── EXTRACTED INFORMATION

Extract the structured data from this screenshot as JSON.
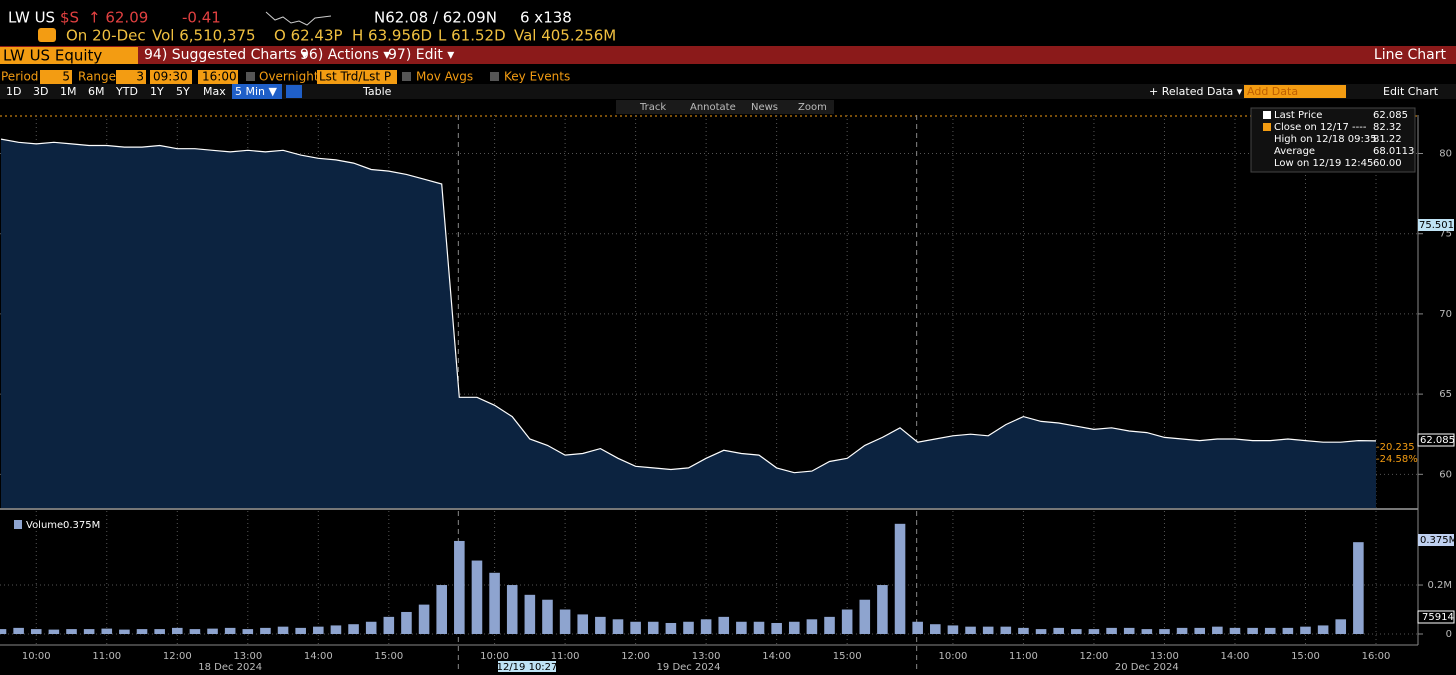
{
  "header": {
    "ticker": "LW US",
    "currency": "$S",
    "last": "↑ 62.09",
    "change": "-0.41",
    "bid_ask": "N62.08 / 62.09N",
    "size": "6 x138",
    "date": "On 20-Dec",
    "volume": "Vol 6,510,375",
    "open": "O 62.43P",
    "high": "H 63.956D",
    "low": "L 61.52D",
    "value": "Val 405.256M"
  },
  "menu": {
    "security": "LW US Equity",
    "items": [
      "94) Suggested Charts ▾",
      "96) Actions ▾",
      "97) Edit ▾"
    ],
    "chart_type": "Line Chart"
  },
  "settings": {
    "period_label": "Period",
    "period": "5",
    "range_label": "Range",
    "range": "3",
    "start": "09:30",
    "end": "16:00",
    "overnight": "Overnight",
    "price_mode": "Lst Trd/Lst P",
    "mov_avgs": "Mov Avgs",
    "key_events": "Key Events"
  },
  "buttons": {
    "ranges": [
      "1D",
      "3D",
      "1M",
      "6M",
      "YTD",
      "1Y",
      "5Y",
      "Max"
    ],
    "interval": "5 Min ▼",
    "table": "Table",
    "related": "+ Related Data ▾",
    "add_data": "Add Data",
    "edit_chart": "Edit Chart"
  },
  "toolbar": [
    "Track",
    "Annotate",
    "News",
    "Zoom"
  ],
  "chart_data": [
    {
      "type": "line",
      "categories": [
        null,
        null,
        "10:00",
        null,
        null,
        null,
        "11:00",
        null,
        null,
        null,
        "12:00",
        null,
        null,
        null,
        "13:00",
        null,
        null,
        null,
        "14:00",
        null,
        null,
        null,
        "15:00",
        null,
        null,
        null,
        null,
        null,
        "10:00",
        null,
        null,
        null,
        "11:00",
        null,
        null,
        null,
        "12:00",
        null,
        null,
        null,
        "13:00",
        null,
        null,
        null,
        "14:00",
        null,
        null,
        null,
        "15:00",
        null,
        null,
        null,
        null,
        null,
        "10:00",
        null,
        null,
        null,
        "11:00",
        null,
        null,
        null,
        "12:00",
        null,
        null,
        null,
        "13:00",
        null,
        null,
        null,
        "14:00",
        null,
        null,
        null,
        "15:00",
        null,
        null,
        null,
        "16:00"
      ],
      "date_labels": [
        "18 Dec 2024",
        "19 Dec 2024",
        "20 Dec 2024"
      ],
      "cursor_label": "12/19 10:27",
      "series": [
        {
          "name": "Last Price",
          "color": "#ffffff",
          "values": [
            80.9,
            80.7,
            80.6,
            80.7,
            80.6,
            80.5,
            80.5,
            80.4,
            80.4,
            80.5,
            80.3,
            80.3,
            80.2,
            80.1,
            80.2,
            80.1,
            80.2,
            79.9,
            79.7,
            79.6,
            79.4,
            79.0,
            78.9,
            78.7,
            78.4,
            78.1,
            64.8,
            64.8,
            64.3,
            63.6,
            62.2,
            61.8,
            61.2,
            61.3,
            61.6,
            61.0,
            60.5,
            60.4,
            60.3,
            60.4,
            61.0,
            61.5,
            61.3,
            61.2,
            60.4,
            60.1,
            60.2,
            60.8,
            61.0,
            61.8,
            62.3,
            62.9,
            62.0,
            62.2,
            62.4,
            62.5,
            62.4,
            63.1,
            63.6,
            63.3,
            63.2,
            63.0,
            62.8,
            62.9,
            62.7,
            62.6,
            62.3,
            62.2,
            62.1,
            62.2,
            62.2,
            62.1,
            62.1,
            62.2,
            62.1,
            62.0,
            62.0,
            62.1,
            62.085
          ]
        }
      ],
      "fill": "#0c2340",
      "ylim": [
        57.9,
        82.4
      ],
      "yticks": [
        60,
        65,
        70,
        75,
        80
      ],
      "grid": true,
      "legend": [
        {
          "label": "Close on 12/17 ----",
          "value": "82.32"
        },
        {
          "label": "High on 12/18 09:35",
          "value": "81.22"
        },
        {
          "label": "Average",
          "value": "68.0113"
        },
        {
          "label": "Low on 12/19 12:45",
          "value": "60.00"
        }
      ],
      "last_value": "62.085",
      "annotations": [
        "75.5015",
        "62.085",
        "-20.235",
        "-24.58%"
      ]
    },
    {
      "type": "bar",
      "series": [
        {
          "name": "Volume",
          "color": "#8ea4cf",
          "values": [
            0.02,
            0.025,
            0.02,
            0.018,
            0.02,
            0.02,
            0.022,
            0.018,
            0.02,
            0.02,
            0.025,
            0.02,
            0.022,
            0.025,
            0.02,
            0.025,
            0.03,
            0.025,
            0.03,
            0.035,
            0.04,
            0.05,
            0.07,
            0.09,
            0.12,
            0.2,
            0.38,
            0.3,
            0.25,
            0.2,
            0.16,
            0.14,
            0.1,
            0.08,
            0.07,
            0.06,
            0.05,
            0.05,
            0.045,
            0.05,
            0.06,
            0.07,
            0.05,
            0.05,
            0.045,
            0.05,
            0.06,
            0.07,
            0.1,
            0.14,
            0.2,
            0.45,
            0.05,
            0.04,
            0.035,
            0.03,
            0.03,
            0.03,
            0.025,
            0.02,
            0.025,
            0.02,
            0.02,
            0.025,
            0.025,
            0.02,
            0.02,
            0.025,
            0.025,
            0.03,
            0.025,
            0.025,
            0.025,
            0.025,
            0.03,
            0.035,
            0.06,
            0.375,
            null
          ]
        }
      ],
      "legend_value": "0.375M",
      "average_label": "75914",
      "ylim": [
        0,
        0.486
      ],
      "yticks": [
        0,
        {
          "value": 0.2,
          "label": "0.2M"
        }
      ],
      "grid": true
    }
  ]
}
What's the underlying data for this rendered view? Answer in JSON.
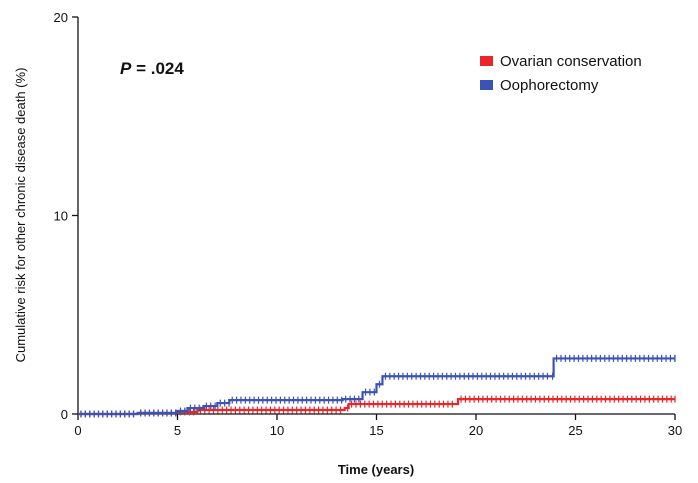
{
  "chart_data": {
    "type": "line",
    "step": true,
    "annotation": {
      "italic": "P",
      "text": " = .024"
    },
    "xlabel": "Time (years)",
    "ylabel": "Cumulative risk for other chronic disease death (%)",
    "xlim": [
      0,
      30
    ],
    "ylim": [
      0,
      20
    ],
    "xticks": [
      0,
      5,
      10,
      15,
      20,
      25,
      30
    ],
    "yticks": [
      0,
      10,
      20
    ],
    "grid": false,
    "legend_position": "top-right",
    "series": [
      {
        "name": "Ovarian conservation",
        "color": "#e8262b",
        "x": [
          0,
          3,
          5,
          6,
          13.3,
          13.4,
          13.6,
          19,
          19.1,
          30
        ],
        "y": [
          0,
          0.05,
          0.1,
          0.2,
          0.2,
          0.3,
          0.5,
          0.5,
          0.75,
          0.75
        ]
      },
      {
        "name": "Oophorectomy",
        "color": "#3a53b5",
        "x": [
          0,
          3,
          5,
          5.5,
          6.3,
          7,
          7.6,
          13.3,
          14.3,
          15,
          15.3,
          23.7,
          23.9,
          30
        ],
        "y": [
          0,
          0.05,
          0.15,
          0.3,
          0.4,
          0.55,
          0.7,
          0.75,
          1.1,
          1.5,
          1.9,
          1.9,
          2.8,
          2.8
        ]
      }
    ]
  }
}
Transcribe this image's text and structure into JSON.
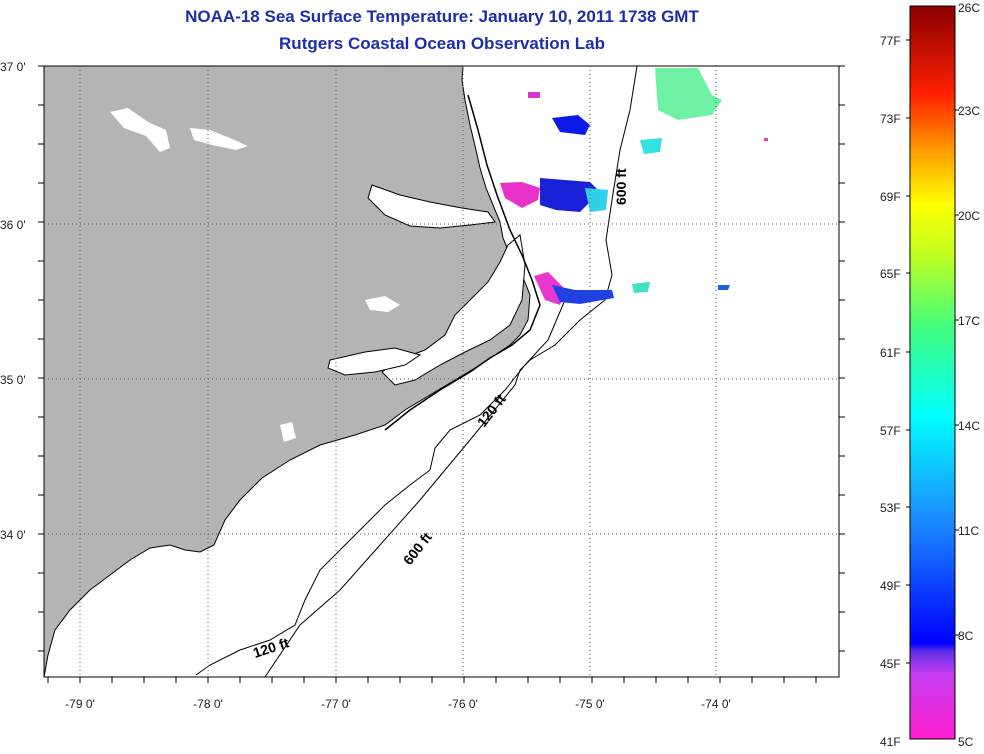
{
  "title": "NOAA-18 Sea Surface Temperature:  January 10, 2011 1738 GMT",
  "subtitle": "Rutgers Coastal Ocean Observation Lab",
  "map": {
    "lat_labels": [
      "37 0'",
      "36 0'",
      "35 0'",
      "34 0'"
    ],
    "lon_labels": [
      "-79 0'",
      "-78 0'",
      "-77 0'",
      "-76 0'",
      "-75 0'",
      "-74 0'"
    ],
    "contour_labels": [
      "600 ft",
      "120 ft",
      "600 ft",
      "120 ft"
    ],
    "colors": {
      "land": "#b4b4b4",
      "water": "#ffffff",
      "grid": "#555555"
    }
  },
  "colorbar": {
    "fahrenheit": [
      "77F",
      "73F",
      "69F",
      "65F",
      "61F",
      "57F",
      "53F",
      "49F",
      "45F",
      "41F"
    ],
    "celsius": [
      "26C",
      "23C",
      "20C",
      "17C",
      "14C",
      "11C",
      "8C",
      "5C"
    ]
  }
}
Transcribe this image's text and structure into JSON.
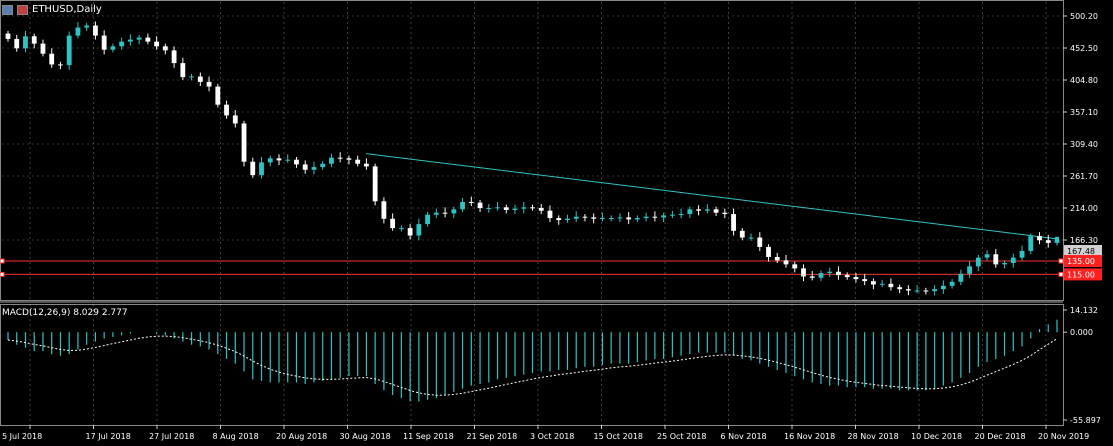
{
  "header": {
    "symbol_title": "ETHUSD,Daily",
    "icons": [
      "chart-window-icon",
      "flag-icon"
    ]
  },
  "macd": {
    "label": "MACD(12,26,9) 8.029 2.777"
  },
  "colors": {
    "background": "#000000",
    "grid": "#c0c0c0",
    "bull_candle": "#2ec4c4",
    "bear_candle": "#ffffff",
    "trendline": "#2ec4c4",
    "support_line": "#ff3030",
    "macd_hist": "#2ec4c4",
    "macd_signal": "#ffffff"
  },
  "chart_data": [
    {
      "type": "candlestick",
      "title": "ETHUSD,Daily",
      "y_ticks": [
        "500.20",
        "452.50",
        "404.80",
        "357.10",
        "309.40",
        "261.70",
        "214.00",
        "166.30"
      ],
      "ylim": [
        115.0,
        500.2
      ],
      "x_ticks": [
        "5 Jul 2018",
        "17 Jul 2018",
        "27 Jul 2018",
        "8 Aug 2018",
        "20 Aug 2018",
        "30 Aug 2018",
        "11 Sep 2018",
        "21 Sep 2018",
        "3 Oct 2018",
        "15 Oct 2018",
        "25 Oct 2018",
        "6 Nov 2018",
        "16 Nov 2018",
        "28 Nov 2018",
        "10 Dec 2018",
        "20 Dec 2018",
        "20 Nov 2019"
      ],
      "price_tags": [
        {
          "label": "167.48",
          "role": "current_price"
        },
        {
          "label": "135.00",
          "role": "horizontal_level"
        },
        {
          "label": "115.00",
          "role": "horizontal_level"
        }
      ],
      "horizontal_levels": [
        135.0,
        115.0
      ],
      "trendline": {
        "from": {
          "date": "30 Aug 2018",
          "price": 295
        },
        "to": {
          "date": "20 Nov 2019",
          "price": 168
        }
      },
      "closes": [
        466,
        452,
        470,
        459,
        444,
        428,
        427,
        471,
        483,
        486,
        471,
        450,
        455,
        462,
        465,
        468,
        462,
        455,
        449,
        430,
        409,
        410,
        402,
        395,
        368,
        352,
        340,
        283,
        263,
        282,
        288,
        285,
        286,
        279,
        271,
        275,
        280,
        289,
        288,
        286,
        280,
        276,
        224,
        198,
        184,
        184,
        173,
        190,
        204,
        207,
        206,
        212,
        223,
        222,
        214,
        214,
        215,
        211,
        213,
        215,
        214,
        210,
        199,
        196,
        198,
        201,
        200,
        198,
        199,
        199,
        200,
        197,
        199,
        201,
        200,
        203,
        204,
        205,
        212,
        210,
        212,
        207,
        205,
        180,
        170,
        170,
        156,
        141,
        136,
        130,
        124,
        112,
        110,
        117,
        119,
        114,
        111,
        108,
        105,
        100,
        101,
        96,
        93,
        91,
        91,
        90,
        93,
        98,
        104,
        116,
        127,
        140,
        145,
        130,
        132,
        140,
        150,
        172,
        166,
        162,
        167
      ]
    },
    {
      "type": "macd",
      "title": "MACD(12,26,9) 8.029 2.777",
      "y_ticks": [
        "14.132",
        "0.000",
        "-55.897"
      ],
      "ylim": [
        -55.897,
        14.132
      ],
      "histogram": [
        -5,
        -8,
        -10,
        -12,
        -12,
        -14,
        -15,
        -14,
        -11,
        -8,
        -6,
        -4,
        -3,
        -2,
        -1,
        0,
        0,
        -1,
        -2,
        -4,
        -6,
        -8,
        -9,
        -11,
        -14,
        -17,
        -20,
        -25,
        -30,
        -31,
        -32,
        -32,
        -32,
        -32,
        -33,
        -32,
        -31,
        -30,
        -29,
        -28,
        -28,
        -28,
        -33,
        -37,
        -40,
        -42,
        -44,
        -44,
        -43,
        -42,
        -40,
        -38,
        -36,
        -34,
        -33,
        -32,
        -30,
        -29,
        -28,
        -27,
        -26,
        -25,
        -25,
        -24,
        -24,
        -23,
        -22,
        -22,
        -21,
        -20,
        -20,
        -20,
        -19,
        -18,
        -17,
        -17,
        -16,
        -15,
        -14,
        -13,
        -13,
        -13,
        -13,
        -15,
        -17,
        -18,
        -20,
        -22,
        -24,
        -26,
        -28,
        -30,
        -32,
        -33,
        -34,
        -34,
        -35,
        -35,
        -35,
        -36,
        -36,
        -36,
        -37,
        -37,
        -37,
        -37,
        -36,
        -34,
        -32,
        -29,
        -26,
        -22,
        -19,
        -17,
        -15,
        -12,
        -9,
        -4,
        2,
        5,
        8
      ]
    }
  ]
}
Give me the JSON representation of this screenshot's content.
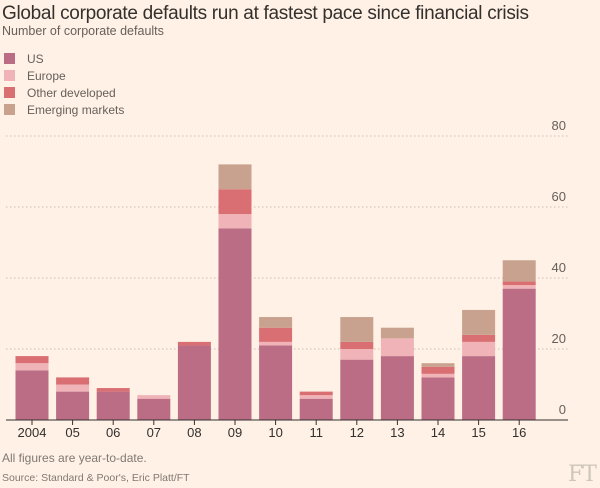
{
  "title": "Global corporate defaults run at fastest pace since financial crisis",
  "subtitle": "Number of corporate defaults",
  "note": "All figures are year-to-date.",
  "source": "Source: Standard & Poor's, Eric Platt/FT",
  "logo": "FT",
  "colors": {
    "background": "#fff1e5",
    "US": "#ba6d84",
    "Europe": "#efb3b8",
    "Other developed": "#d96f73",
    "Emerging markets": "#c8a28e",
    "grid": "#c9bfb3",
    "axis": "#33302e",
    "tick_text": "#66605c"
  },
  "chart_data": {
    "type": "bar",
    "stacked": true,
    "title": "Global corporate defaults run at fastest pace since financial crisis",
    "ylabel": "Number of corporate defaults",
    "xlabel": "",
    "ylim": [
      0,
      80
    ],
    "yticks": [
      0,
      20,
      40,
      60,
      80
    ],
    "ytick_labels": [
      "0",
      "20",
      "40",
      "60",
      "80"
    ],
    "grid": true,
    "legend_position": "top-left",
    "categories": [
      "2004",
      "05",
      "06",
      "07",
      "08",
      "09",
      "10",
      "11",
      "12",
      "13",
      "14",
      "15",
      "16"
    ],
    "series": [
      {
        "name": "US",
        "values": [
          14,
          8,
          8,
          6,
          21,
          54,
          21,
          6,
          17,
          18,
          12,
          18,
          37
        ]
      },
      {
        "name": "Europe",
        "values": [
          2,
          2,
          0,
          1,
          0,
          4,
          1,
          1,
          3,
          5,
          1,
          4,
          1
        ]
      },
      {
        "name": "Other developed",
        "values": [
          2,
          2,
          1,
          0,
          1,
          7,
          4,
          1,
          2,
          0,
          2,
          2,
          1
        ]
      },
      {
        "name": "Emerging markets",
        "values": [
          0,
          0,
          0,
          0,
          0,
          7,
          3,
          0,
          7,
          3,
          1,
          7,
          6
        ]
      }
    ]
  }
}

────

OBJECTIVE:
Go through the records line by line and count those containing the string "ffffff". Give only the total.

OUTPUT:
4